**What is expected**. Below is a block of records; repeat each one exactly.

**Raw data**.
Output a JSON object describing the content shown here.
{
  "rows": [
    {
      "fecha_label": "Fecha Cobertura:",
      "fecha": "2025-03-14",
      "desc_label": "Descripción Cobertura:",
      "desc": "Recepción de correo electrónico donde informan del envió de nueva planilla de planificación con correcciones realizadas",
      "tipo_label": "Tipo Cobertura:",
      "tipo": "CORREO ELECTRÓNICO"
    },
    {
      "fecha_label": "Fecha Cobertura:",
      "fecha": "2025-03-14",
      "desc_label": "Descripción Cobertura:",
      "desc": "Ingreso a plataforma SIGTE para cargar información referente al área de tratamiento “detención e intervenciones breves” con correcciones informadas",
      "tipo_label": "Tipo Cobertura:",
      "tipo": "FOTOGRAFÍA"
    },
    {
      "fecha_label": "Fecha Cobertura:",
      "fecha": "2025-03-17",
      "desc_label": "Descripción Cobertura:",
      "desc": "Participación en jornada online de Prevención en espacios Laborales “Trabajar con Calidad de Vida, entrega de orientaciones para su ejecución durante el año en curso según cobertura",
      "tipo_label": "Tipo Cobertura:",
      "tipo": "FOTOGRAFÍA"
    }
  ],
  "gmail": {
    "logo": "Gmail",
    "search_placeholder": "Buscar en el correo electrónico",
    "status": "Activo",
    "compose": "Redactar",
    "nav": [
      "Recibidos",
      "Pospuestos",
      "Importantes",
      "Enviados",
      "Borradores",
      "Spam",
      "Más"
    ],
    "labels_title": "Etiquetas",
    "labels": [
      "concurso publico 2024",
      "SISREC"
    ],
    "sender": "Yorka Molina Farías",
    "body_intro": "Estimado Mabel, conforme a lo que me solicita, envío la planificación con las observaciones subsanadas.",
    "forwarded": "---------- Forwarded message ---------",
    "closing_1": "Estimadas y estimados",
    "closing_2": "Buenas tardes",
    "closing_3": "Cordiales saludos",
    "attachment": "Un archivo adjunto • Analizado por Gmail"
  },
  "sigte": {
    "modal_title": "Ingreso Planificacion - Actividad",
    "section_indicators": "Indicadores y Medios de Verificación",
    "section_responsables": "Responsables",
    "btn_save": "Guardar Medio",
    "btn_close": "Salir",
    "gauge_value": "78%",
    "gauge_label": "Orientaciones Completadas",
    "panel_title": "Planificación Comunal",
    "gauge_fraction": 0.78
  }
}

**Exercise result**.
Output a JSON object describing the content shown here.
{
  "rows": [
    {
      "fecha_label": "Fecha Cobertura:",
      "fecha": "2025-03-14",
      "desc_label": "Descripción Cobertura:",
      "desc": "Recepción de correo electrónico donde informan del envió de nueva planilla de planificación con correcciones realizadas",
      "tipo_label": "Tipo Cobertura:",
      "tipo": "CORREO ELECTRÓNICO"
    },
    {
      "fecha_label": "Fecha Cobertura:",
      "fecha": "2025-03-14",
      "desc_label": "Descripción Cobertura:",
      "desc": "Ingreso a plataforma SIGTE para cargar información referente al área de tratamiento “detención e intervenciones breves” con correcciones informadas",
      "tipo_label": "Tipo Cobertura:",
      "tipo": "FOTOGRAFÍA"
    },
    {
      "fecha_label": "Fecha Cobertura:",
      "fecha": "2025-03-17",
      "desc_label": "Descripción Cobertura:",
      "desc": "Participación en jornada online de Prevención en espacios Laborales “Trabajar con Calidad de Vida, entrega de orientaciones para su ejecución durante el año en curso según cobertura",
      "tipo_label": "Tipo Cobertura:",
      "tipo": "FOTOGRAFÍA"
    }
  ],
  "gmail": {
    "logo": "Gmail",
    "search_placeholder": "Buscar en el correo electrónico",
    "status": "Activo",
    "compose": "Redactar",
    "nav": [
      "Recibidos",
      "Pospuestos",
      "Importantes",
      "Enviados",
      "Borradores",
      "Spam",
      "Más"
    ],
    "labels_title": "Etiquetas",
    "labels": [
      "concurso publico 2024",
      "SISREC"
    ],
    "sender": "Yorka Molina Farías",
    "body_intro": "Estimado Mabel, conforme a lo que me solicita, envío la planificación con las observaciones subsanadas.",
    "forwarded": "---------- Forwarded message ---------",
    "closing_1": "Estimadas y estimados",
    "closing_2": "Buenas tardes",
    "closing_3": "Cordiales saludos",
    "attachment": "Un archivo adjunto • Analizado por Gmail"
  },
  "sigte": {
    "modal_title": "Ingreso Planificacion - Actividad",
    "section_indicators": "Indicadores y Medios de Verificación",
    "section_responsables": "Responsables",
    "btn_save": "Guardar Medio",
    "btn_close": "Salir",
    "gauge_value": "78%",
    "gauge_label": "Orientaciones Completadas",
    "panel_title": "Planificación Comunal",
    "gauge_fraction": 0.78
  }
}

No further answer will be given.